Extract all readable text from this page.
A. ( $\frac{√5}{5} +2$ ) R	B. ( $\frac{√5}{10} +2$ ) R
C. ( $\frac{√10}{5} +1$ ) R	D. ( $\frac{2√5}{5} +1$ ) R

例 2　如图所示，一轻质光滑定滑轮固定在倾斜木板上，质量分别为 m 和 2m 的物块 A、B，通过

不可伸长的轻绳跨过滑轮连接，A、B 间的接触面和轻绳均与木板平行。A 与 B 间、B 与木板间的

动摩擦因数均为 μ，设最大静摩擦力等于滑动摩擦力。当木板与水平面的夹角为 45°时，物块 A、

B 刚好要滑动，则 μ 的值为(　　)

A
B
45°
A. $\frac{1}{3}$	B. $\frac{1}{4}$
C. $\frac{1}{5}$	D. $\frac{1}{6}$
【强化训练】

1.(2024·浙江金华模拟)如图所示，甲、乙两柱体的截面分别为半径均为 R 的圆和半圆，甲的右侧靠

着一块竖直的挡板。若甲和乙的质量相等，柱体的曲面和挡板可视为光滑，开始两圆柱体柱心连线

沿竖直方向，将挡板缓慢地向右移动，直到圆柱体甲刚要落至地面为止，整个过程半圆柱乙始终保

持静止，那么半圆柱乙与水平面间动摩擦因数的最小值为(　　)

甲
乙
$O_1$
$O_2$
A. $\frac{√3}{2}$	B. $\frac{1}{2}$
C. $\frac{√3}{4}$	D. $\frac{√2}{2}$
---*---
Work to complete - Every line of the records that includes the word "frac" should be gathered.

Written reply -
A. ( $\frac{√5}{5} +2$ ) R	B. ( $\frac{√5}{10} +2$ ) R
C. ( $\frac{√10}{5} +1$ ) R	D. ( $\frac{2√5}{5} +1$ ) R
A. $\frac{1}{3}$	B. $\frac{1}{4}$
C. $\frac{1}{5}$	D. $\frac{1}{6}$
A. $\frac{√3}{2}$	B. $\frac{1}{2}$
C. $\frac{√3}{4}$	D. $\frac{√2}{2}$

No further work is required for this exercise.